Goal: Your task is to give the number of lines in the listing that include "Create", and nothing else.

Provided data:
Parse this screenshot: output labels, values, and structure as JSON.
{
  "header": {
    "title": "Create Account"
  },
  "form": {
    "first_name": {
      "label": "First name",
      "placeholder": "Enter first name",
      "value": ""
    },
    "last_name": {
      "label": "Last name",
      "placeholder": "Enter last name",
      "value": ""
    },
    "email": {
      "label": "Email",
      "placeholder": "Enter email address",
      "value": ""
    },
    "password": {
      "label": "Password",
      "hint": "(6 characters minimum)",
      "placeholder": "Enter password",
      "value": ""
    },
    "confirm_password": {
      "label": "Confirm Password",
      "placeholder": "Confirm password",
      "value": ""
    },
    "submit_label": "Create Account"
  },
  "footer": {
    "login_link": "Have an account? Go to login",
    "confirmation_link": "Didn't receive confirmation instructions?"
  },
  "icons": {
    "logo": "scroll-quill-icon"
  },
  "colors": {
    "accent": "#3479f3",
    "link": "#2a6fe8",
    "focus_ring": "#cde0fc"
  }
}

Reply: 2